→ **OBJECTIVE**
Copy out all of the material exactly.

→ **MATERIAL FOR THE TASK**
--- begin ---

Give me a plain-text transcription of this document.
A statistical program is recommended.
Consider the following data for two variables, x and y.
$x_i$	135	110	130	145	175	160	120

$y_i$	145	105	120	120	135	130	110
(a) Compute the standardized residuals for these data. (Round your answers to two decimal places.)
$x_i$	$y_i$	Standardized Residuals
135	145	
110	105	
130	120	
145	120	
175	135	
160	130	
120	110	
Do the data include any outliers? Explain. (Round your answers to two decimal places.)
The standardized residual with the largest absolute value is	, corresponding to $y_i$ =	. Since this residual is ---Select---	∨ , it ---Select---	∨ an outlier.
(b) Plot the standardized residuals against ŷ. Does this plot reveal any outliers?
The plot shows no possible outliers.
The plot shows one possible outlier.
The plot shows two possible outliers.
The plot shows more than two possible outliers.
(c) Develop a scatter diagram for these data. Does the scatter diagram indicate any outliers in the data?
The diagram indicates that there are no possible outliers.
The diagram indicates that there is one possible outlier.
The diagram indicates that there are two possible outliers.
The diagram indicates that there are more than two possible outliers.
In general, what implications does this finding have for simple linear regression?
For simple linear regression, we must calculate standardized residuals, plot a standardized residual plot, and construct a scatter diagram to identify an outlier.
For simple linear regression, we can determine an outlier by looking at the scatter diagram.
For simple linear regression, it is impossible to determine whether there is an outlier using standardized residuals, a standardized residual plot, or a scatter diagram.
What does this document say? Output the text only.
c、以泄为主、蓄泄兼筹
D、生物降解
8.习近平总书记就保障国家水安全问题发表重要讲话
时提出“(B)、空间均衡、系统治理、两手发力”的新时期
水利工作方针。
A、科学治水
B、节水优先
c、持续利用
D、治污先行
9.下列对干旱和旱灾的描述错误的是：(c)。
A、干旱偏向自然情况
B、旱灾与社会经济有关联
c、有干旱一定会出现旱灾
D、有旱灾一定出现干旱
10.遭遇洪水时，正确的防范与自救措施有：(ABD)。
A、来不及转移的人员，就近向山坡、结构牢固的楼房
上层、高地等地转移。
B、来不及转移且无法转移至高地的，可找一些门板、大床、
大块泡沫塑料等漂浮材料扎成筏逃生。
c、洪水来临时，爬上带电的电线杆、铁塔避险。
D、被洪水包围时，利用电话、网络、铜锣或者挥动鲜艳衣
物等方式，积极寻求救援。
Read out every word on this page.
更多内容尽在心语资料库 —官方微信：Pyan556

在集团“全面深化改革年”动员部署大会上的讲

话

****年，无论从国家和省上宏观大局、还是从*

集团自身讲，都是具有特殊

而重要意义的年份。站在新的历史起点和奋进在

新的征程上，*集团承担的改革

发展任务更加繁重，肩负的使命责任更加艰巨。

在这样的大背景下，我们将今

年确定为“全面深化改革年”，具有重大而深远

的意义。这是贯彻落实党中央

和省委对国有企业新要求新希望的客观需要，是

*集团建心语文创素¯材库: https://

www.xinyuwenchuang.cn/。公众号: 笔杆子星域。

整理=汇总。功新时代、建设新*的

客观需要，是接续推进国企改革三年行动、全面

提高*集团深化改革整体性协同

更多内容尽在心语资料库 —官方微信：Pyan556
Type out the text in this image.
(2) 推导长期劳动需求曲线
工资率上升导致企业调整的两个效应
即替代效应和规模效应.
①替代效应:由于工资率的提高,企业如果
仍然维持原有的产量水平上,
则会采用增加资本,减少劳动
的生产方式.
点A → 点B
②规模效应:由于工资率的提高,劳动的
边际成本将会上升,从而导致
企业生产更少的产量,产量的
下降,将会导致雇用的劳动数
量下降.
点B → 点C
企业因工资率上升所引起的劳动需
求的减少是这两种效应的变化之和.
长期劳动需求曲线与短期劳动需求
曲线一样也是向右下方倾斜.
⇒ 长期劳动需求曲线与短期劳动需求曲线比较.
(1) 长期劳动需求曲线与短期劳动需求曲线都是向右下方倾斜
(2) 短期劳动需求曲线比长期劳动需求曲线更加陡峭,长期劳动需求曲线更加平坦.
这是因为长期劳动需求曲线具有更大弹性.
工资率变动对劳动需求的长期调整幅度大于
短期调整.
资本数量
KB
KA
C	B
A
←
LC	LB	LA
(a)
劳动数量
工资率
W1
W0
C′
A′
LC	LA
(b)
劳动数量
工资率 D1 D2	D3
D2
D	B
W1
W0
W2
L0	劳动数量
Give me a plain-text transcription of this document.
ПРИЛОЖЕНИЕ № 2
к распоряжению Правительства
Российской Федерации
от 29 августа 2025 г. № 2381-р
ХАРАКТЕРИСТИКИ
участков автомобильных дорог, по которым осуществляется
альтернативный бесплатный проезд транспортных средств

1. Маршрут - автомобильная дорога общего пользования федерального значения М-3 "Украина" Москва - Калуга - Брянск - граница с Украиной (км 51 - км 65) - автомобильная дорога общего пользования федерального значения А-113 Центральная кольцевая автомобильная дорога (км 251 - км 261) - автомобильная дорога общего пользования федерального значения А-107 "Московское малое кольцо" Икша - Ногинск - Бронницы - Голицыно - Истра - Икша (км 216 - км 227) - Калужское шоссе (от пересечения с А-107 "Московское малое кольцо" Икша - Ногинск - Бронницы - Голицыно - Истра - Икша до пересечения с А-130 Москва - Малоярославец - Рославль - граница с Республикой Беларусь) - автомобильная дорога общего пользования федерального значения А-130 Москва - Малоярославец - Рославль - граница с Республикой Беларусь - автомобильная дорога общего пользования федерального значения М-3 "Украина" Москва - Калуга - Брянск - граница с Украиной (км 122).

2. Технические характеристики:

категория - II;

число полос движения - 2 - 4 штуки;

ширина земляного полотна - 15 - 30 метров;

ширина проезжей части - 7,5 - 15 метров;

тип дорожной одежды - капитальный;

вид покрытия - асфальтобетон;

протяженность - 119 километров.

--- end ---

→ **TASK RESPONSE**
Give me a plain-text transcription of this document.
A statistical program is recommended.
Consider the following data for two variables, x and y.
$x_i$	135	110	130	145	175	160	120

$y_i$	145	105	120	120	135	130	110
(a) Compute the standardized residuals for these data. (Round your answers to two decimal places.)
$x_i$	$y_i$	Standardized Residuals
135	145	
110	105	
130	120	
145	120	
175	135	
160	130	
120	110	
Do the data include any outliers? Explain. (Round your answers to two decimal places.)
The standardized residual with the largest absolute value is	, corresponding to $y_i$ =	. Since this residual is ---Select---	∨ , it ---Select---	∨ an outlier.
(b) Plot the standardized residuals against ŷ. Does this plot reveal any outliers?
The plot shows no possible outliers.
The plot shows one possible outlier.
The plot shows two possible outliers.
The plot shows more than two possible outliers.
(c) Develop a scatter diagram for these data. Does the scatter diagram indicate any outliers in the data?
The diagram indicates that there are no possible outliers.
The diagram indicates that there is one possible outlier.
The diagram indicates that there are two possible outliers.
The diagram indicates that there are more than two possible outliers.
In general, what implications does this finding have for simple linear regression?
For simple linear regression, we must calculate standardized residuals, plot a standardized residual plot, and construct a scatter diagram to identify an outlier.
For simple linear regression, we can determine an outlier by looking at the scatter diagram.
For simple linear regression, it is impossible to determine whether there is an outlier using standardized residuals, a standardized residual plot, or a scatter diagram.
What does this document say? Output the text only.
c、以泄为主、蓄泄兼筹
D、生物降解
8.习近平总书记就保障国家水安全问题发表重要讲话
时提出“(B)、空间均衡、系统治理、两手发力”的新时期
水利工作方针。
A、科学治水
B、节水优先
c、持续利用
D、治污先行
9.下列对干旱和旱灾的描述错误的是：(c)。
A、干旱偏向自然情况
B、旱灾与社会经济有关联
c、有干旱一定会出现旱灾
D、有旱灾一定出现干旱
10.遭遇洪水时，正确的防范与自救措施有：(ABD)。
A、来不及转移的人员，就近向山坡、结构牢固的楼房
上层、高地等地转移。
B、来不及转移且无法转移至高地的，可找一些门板、大床、
大块泡沫塑料等漂浮材料扎成筏逃生。
c、洪水来临时，爬上带电的电线杆、铁塔避险。
D、被洪水包围时，利用电话、网络、铜锣或者挥动鲜艳衣
物等方式，积极寻求救援。
Read out every word on this page.
更多内容尽在心语资料库 —官方微信：Pyan556

在集团“全面深化改革年”动员部署大会上的讲

话

****年，无论从国家和省上宏观大局、还是从*

集团自身讲，都是具有特殊

而重要意义的年份。站在新的历史起点和奋进在

新的征程上，*集团承担的改革

发展任务更加繁重，肩负的使命责任更加艰巨。

在这样的大背景下，我们将今

年确定为“全面深化改革年”，具有重大而深远

的意义。这是贯彻落实党中央

和省委对国有企业新要求新希望的客观需要，是

*集团建心语文创素¯材库: https://

www.xinyuwenchuang.cn/。公众号: 笔杆子星域。

整理=汇总。功新时代、建设新*的

客观需要，是接续推进国企改革三年行动、全面

提高*集团深化改革整体性协同

更多内容尽在心语资料库 —官方微信：Pyan556
Type out the text in this image.
(2) 推导长期劳动需求曲线
工资率上升导致企业调整的两个效应
即替代效应和规模效应.
①替代效应:由于工资率的提高,企业如果
仍然维持原有的产量水平上,
则会采用增加资本,减少劳动
的生产方式.
点A → 点B
②规模效应:由于工资率的提高,劳动的
边际成本将会上升,从而导致
企业生产更少的产量,产量的
下降,将会导致雇用的劳动数
量下降.
点B → 点C
企业因工资率上升所引起的劳动需
求的减少是这两种效应的变化之和.
长期劳动需求曲线与短期劳动需求
曲线一样也是向右下方倾斜.
⇒ 长期劳动需求曲线与短期劳动需求曲线比较.
(1) 长期劳动需求曲线与短期劳动需求曲线都是向右下方倾斜
(2) 短期劳动需求曲线比长期劳动需求曲线更加陡峭,长期劳动需求曲线更加平坦.
这是因为长期劳动需求曲线具有更大弹性.
工资率变动对劳动需求的长期调整幅度大于
短期调整.
资本数量
KB
KA
C	B
A
←
LC	LB	LA
(a)
劳动数量
工资率
W1
W0
C′
A′
LC	LA
(b)
劳动数量
工资率 D1 D2	D3
D2
D	B
W1
W0
W2
L0	劳动数量
Give me a plain-text transcription of this document.
ПРИЛОЖЕНИЕ № 2
к распоряжению Правительства
Российской Федерации
от 29 августа 2025 г. № 2381-р
ХАРАКТЕРИСТИКИ
участков автомобильных дорог, по которым осуществляется
альтернативный бесплатный проезд транспортных средств

1. Маршрут - автомобильная дорога общего пользования федерального значения М-3 "Украина" Москва - Калуга - Брянск - граница с Украиной (км 51 - км 65) - автомобильная дорога общего пользования федерального значения А-113 Центральная кольцевая автомобильная дорога (км 251 - км 261) - автомобильная дорога общего пользования федерального значения А-107 "Московское малое кольцо" Икша - Ногинск - Бронницы - Голицыно - Истра - Икша (км 216 - км 227) - Калужское шоссе (от пересечения с А-107 "Московское малое кольцо" Икша - Ногинск - Бронницы - Голицыно - Истра - Икша до пересечения с А-130 Москва - Малоярославец - Рославль - граница с Республикой Беларусь) - автомобильная дорога общего пользования федерального значения А-130 Москва - Малоярославец - Рославль - граница с Республикой Беларусь - автомобильная дорога общего пользования федерального значения М-3 "Украина" Москва - Калуга - Брянск - граница с Украиной (км 122).

2. Технические характеристики:

категория - II;

число полос движения - 2 - 4 штуки;

ширина земляного полотна - 15 - 30 метров;

ширина проезжей части - 7,5 - 15 метров;

тип дорожной одежды - капитальный;

вид покрытия - асфальтобетон;

протяженность - 119 километров.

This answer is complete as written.